» Testo di lettura
*****

Oggi affrontiamo lo spinoso tema dell’omicidio stradale e, in particolare, di quando il sinistro viene causato da una distrazione del conducente legata all’utilizzo del cellulare. Dal punto di vista legale ci si collega al fondamentale principio di colpevolezza sancito dall’art. 27 della Costituzione. In sintesi, il delitto colposo si caratterizza per la sussistenza di tre elementi: la prevedibilità dell’evento, la non volontà nel verificarsi della vicenda e il nesso di causalità che deve sussistere tra colpa ed evento.
La colpa si verifica quando un soggetto viola una regola di cautela e può essere di due tipi: generica, ovvero l’inadempienza a regole non scritte (imprudenza, negligenza, imperizia), o specifica, ovvero la violazione di norme scritte (leggi, regolamenti, ecc.).
IL FATTO
Fatta questa doverosa premessa, veniamo al caso specifico. Una recente pronuncia della Cassazione Penale (sentenza n. 12256/2025) ha riguardato un omicidio stradale causato dalla distrazione del conducente dovuta all’uso di WhatsApp durante la guida.
L’autotrasportatore, mentre guidava, mandava messaggi WhatsApp alla fidanzata e finiva così per perdere il controllo del mezzo, andando ad invadere la corsia d’emergenza e colpendo un’auto ferma in sosta sulla stessa. I passeggeri dell’auto nell’urto subivano gravi lesioni e, purtroppo, dopo tre mesi sono morti a causa delle ferite riportate.

*****

» Dati da analizzare

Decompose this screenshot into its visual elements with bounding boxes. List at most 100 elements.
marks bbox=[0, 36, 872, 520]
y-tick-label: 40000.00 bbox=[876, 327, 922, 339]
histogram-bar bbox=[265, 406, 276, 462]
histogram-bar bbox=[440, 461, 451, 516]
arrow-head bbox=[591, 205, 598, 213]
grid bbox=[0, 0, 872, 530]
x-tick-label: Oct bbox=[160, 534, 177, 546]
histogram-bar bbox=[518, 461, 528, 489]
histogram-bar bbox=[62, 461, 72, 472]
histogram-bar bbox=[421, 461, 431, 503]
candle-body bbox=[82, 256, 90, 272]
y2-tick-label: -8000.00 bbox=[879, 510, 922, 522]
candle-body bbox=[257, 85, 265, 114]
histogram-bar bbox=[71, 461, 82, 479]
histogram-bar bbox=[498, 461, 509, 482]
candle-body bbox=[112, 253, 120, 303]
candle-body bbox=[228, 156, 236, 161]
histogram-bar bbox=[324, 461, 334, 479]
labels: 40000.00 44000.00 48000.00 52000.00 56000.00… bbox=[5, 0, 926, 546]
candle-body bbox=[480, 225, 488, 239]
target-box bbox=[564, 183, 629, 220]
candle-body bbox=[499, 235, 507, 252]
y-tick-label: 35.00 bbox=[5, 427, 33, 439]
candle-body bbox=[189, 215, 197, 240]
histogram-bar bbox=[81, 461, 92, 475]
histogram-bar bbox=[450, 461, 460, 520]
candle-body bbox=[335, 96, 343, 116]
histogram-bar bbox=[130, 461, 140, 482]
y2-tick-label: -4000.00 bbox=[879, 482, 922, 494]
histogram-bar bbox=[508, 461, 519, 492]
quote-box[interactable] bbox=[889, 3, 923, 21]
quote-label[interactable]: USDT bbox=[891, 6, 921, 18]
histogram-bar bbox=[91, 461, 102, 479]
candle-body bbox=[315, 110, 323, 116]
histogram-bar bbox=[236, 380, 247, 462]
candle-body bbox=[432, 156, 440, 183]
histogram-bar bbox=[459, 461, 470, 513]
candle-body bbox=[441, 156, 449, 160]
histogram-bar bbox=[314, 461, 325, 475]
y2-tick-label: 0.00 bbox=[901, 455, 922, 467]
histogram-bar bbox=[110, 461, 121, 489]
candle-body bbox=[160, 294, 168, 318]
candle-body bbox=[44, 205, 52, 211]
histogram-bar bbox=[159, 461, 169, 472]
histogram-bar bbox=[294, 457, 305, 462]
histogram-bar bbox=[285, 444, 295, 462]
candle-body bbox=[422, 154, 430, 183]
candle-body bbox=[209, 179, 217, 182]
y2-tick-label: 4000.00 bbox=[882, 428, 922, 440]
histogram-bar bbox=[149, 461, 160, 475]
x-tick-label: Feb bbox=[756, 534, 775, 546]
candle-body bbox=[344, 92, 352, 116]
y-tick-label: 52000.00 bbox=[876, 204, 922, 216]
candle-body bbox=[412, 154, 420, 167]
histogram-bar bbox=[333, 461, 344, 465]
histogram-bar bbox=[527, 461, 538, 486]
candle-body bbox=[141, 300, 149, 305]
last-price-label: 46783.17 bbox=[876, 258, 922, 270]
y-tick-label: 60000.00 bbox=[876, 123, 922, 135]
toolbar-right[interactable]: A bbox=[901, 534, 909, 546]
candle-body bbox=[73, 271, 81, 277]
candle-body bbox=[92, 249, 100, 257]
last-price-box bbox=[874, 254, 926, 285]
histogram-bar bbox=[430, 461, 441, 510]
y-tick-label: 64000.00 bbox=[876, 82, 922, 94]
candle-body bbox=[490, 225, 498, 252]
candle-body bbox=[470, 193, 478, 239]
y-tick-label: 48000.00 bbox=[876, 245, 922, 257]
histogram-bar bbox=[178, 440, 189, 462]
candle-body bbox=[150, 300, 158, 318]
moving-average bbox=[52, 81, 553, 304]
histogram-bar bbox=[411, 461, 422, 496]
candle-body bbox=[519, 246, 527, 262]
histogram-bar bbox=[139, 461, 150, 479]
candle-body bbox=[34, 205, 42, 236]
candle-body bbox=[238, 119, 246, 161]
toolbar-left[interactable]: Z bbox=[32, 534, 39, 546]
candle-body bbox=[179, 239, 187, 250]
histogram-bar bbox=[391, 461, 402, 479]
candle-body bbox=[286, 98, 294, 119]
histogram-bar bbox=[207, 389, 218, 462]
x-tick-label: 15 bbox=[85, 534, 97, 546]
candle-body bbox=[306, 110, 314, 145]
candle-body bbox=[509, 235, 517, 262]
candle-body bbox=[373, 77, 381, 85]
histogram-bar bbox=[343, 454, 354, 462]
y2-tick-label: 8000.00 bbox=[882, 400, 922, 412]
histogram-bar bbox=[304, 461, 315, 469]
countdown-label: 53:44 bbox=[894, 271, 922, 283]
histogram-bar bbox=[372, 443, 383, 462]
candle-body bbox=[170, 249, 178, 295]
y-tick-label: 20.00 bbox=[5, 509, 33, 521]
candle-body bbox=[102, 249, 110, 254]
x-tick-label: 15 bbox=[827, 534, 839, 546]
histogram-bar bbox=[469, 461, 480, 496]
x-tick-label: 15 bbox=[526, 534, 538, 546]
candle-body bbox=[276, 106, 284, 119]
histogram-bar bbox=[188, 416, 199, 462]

*****

» Consegna 1
Rispondi alle domande seguenti in base al testo sull'omicidio stradale.
(a) Quale articolo della Costituzione sancisce il principio di colpevolezza?
(b) Qual è il numero della sentenza della Cassazione Penale citata?
(c) Dopo quanto tempo dall'urto sono morti i passeggeri dell'auto?
» Consegna 2
Elenca i tre elementi che, secondo il testo sull'omicidio stradale, caratterizzano il delitto colposo.
» Consegna 3
Prosegui il testo sull'omicidio stradale a partire dal punto in cui si interrompe.

» Risposta 1
(a) L'art. 27 della Costituzione.
(b) La sentenza n. 12256/2025.
(c) Dopo tre mesi.

» Risposta 2
- La prevedibilità dell'evento
- La non volontà nel verificarsi della vicenda
- Il nesso di causalità tra colpa ed evento

» Risposta 3
In primo grado l’imputato viene dunque condannato per omicidio stradale (art. 589-bis c.p.) a titolo di colpa specifica. Infatti – spiegava il Tribunale – non si era trattata di semplice imprudenza alla guida per non aver osservato la segnaletica stradale, ma del fatto che il guidatore «aveva invaso la corsia di emergenza e, a forza dell’urto con la vettura ferma in tale corsia, aveva provocato la lesione sfociata dopo tre mesi in morte di due persone».
LA DECISIONE
Ricorrendo in Cassazione, la difesa aveva sostenuto che si trattasse invece solo di colpa generica. L’autista avrebbe cioè tenuto un comportamento imprudente alla guida, ma non si sarebbe macchiato di una colpa più grave – e quindi punita in modo molto maggiore – come è appunto quella specifica.
Questa tesi è stata però respinta dalla Suprema Corte, che ha confermato la colpa specifica. Infatti – commenta la Cassazione – l’imputato innanzitutto ha violato le norme del Codice della Strada (invadendo la corsia d’emergenza). Poi l’uso del cellulare ha costituito un’inosservanza a regole scritte specifiche sulla sicurezza stradale. Infine esiste senza ombra di dubbio un nesso causale tra la condotta (distrazione) e l’evento (morte dei passeggeri), ulteriormente confermato dai messaggi WhatsApp inviati poco prima dell’incidente. Pertanto sono presenti tutti quegli elementi che configurano non solo una colpa, ma una colpa specifica, ovvero una responsabilità penale per la violazione di una norma cautelare scritta, come quelle contenute appunto nel CdS. Colpa più grave e chiaramente dimostrabile di quella generica.
LE CONSEGUENZE
Nel caso descritto, insomma, l’autista ha violato norme precise (il divieto di usare il cellulare alla guida, l’invasione della corsia d’emergenza), per cui non si tratta solo di incoscienza, ma di inosservanza di obblighi precisi previsti dalla legge.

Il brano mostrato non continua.